▸ **Set exercise**: Write out all the data again, exactly as it stands.

▸ **Stored data**:
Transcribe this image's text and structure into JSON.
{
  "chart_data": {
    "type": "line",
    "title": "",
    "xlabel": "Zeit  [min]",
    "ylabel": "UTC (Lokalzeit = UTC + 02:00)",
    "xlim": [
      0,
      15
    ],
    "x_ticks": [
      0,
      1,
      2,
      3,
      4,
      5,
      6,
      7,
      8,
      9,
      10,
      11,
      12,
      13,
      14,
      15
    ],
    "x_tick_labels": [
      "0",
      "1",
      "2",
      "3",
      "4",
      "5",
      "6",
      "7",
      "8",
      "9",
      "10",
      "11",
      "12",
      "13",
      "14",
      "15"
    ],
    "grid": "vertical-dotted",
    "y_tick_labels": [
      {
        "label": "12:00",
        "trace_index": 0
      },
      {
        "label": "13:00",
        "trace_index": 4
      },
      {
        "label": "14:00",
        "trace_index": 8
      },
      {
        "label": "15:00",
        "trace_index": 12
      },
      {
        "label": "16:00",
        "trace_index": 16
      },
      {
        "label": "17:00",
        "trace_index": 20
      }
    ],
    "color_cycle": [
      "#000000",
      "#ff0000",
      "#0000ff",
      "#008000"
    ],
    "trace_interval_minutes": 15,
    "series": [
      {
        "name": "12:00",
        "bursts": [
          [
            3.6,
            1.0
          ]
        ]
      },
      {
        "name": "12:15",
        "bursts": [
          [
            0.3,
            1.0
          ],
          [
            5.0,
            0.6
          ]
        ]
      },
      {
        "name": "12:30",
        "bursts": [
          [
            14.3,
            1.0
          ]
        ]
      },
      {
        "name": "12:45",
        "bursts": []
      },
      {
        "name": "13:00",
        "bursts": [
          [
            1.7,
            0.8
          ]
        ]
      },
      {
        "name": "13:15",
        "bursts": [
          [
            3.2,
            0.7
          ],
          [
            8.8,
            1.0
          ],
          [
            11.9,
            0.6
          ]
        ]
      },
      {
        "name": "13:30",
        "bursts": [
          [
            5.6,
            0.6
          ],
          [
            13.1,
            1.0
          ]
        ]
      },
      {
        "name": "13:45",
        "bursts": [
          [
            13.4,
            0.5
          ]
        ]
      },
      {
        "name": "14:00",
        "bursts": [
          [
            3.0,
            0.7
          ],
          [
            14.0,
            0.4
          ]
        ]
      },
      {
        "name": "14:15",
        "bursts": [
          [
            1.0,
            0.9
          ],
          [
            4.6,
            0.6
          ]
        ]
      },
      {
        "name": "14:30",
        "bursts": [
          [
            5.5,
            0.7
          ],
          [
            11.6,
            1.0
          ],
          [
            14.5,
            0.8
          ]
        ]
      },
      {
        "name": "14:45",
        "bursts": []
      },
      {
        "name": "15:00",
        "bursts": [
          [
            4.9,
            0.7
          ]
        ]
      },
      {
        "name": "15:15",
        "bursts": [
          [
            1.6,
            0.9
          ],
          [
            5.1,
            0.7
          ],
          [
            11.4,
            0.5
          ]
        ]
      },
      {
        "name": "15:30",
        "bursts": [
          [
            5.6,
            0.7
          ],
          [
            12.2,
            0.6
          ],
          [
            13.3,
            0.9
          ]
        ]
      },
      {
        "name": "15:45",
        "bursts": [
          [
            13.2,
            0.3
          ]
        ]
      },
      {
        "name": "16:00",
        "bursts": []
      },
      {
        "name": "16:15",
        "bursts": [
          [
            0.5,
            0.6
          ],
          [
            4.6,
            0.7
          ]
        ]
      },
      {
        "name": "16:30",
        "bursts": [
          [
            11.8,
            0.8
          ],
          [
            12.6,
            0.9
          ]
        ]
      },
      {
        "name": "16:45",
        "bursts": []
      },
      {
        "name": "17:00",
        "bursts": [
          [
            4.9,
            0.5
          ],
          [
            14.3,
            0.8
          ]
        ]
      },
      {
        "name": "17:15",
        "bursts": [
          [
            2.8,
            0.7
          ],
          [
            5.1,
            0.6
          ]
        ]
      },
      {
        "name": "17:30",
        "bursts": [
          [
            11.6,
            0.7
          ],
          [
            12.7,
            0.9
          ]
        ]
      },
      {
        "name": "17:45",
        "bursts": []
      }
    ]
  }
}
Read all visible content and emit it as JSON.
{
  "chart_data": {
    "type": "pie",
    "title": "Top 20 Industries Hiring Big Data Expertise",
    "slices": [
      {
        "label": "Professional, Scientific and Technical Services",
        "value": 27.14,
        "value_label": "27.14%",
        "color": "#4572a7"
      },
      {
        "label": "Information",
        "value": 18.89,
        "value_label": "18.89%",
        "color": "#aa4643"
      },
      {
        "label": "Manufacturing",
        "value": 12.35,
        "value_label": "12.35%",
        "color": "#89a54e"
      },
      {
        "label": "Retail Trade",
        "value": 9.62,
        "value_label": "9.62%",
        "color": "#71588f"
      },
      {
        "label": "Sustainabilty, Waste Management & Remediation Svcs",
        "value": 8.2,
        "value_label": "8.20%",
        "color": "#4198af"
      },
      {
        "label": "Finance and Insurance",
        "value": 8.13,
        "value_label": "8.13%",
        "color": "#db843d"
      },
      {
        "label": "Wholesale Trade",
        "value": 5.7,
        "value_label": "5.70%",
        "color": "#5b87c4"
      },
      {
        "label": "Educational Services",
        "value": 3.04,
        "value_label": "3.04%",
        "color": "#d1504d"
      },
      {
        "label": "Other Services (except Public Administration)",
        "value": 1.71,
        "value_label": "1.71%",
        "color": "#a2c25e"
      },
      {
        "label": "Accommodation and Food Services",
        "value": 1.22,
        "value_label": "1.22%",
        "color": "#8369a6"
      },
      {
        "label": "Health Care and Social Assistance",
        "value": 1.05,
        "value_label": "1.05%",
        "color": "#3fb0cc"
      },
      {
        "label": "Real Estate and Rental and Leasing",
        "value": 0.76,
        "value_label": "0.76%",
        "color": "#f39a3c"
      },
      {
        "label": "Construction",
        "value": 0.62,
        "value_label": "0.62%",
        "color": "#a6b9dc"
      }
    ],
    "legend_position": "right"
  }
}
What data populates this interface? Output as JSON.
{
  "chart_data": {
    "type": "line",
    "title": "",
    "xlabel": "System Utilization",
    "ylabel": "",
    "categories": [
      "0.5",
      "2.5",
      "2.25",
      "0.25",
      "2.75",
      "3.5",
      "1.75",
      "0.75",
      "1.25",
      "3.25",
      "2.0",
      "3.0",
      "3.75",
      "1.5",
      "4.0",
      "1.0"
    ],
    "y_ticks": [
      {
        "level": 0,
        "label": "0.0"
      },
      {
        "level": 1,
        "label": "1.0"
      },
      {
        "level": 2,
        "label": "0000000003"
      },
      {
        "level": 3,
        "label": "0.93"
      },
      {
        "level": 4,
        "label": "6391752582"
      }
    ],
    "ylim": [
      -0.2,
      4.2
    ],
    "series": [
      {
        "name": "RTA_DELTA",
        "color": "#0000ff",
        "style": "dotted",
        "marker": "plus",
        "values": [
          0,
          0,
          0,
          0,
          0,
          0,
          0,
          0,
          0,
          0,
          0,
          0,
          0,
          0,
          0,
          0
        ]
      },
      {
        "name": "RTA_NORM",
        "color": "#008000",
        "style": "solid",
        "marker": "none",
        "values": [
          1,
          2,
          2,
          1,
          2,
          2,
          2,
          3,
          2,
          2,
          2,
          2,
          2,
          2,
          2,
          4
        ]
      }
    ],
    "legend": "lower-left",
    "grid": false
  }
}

▸ **Written answer**:
Transcribe this image's text and structure into JSON.
{
  "chart_data": {
    "type": "line",
    "title": "",
    "xlabel": "Zeit  [min]",
    "ylabel": "UTC (Lokalzeit = UTC + 02:00)",
    "xlim": [
      0,
      15
    ],
    "x_ticks": [
      0,
      1,
      2,
      3,
      4,
      5,
      6,
      7,
      8,
      9,
      10,
      11,
      12,
      13,
      14,
      15
    ],
    "x_tick_labels": [
      "0",
      "1",
      "2",
      "3",
      "4",
      "5",
      "6",
      "7",
      "8",
      "9",
      "10",
      "11",
      "12",
      "13",
      "14",
      "15"
    ],
    "grid": "vertical-dotted",
    "y_tick_labels": [
      {
        "label": "12:00",
        "trace_index": 0
      },
      {
        "label": "13:00",
        "trace_index": 4
      },
      {
        "label": "14:00",
        "trace_index": 8
      },
      {
        "label": "15:00",
        "trace_index": 12
      },
      {
        "label": "16:00",
        "trace_index": 16
      },
      {
        "label": "17:00",
        "trace_index": 20
      }
    ],
    "color_cycle": [
      "#000000",
      "#ff0000",
      "#0000ff",
      "#008000"
    ],
    "trace_interval_minutes": 15,
    "series": [
      {
        "name": "12:00",
        "bursts": [
          [
            3.6,
            1.0
          ]
        ]
      },
      {
        "name": "12:15",
        "bursts": [
          [
            0.3,
            1.0
          ],
          [
            5.0,
            0.6
          ]
        ]
      },
      {
        "name": "12:30",
        "bursts": [
          [
            14.3,
            1.0
          ]
        ]
      },
      {
        "name": "12:45",
        "bursts": []
      },
      {
        "name": "13:00",
        "bursts": [
          [
            1.7,
            0.8
          ]
        ]
      },
      {
        "name": "13:15",
        "bursts": [
          [
            3.2,
            0.7
          ],
          [
            8.8,
            1.0
          ],
          [
            11.9,
            0.6
          ]
        ]
      },
      {
        "name": "13:30",
        "bursts": [
          [
            5.6,
            0.6
          ],
          [
            13.1,
            1.0
          ]
        ]
      },
      {
        "name": "13:45",
        "bursts": [
          [
            13.4,
            0.5
          ]
        ]
      },
      {
        "name": "14:00",
        "bursts": [
          [
            3.0,
            0.7
          ],
          [
            14.0,
            0.4
          ]
        ]
      },
      {
        "name": "14:15",
        "bursts": [
          [
            1.0,
            0.9
          ],
          [
            4.6,
            0.6
          ]
        ]
      },
      {
        "name": "14:30",
        "bursts": [
          [
            5.5,
            0.7
          ],
          [
            11.6,
            1.0
          ],
          [
            14.5,
            0.8
          ]
        ]
      },
      {
        "name": "14:45",
        "bursts": []
      },
      {
        "name": "15:00",
        "bursts": [
          [
            4.9,
            0.7
          ]
        ]
      },
      {
        "name": "15:15",
        "bursts": [
          [
            1.6,
            0.9
          ],
          [
            5.1,
            0.7
          ],
          [
            11.4,
            0.5
          ]
        ]
      },
      {
        "name": "15:30",
        "bursts": [
          [
            5.6,
            0.7
          ],
          [
            12.2,
            0.6
          ],
          [
            13.3,
            0.9
          ]
        ]
      },
      {
        "name": "15:45",
        "bursts": [
          [
            13.2,
            0.3
          ]
        ]
      },
      {
        "name": "16:00",
        "bursts": []
      },
      {
        "name": "16:15",
        "bursts": [
          [
            0.5,
            0.6
          ],
          [
            4.6,
            0.7
          ]
        ]
      },
      {
        "name": "16:30",
        "bursts": [
          [
            11.8,
            0.8
          ],
          [
            12.6,
            0.9
          ]
        ]
      },
      {
        "name": "16:45",
        "bursts": []
      },
      {
        "name": "17:00",
        "bursts": [
          [
            4.9,
            0.5
          ],
          [
            14.3,
            0.8
          ]
        ]
      },
      {
        "name": "17:15",
        "bursts": [
          [
            2.8,
            0.7
          ],
          [
            5.1,
            0.6
          ]
        ]
      },
      {
        "name": "17:30",
        "bursts": [
          [
            11.6,
            0.7
          ],
          [
            12.7,
            0.9
          ]
        ]
      },
      {
        "name": "17:45",
        "bursts": []
      }
    ]
  }
}
Read all visible content and emit it as JSON.
{
  "chart_data": {
    "type": "pie",
    "title": "Top 20 Industries Hiring Big Data Expertise",
    "slices": [
      {
        "label": "Professional, Scientific and Technical Services",
        "value": 27.14,
        "value_label": "27.14%",
        "color": "#4572a7"
      },
      {
        "label": "Information",
        "value": 18.89,
        "value_label": "18.89%",
        "color": "#aa4643"
      },
      {
        "label": "Manufacturing",
        "value": 12.35,
        "value_label": "12.35%",
        "color": "#89a54e"
      },
      {
        "label": "Retail Trade",
        "value": 9.62,
        "value_label": "9.62%",
        "color": "#71588f"
      },
      {
        "label": "Sustainabilty, Waste Management & Remediation Svcs",
        "value": 8.2,
        "value_label": "8.20%",
        "color": "#4198af"
      },
      {
        "label": "Finance and Insurance",
        "value": 8.13,
        "value_label": "8.13%",
        "color": "#db843d"
      },
      {
        "label": "Wholesale Trade",
        "value": 5.7,
        "value_label": "5.70%",
        "color": "#5b87c4"
      },
      {
        "label": "Educational Services",
        "value": 3.04,
        "value_label": "3.04%",
        "color": "#d1504d"
      },
      {
        "label": "Other Services (except Public Administration)",
        "value": 1.71,
        "value_label": "1.71%",
        "color": "#a2c25e"
      },
      {
        "label": "Accommodation and Food Services",
        "value": 1.22,
        "value_label": "1.22%",
        "color": "#8369a6"
      },
      {
        "label": "Health Care and Social Assistance",
        "value": 1.05,
        "value_label": "1.05%",
        "color": "#3fb0cc"
      },
      {
        "label": "Real Estate and Rental and Leasing",
        "value": 0.76,
        "value_label": "0.76%",
        "color": "#f39a3c"
      },
      {
        "label": "Construction",
        "value": 0.62,
        "value_label": "0.62%",
        "color": "#a6b9dc"
      }
    ],
    "legend_position": "right"
  }
}
What data populates this interface? Output as JSON.
{
  "chart_data": {
    "type": "line",
    "title": "",
    "xlabel": "System Utilization",
    "ylabel": "",
    "categories": [
      "0.5",
      "2.5",
      "2.25",
      "0.25",
      "2.75",
      "3.5",
      "1.75",
      "0.75",
      "1.25",
      "3.25",
      "2.0",
      "3.0",
      "3.75",
      "1.5",
      "4.0",
      "1.0"
    ],
    "y_ticks": [
      {
        "level": 0,
        "label": "0.0"
      },
      {
        "level": 1,
        "label": "1.0"
      },
      {
        "level": 2,
        "label": "0000000003"
      },
      {
        "level": 3,
        "label": "0.93"
      },
      {
        "level": 4,
        "label": "6391752582"
      }
    ],
    "ylim": [
      -0.2,
      4.2
    ],
    "series": [
      {
        "name": "RTA_DELTA",
        "color": "#0000ff",
        "style": "dotted",
        "marker": "plus",
        "values": [
          0,
          0,
          0,
          0,
          0,
          0,
          0,
          0,
          0,
          0,
          0,
          0,
          0,
          0,
          0,
          0
        ]
      },
      {
        "name": "RTA_NORM",
        "color": "#008000",
        "style": "solid",
        "marker": "none",
        "values": [
          1,
          2,
          2,
          1,
          2,
          2,
          2,
          3,
          2,
          2,
          2,
          2,
          2,
          2,
          2,
          4
        ]
      }
    ],
    "legend": "lower-left",
    "grid": false
  }
}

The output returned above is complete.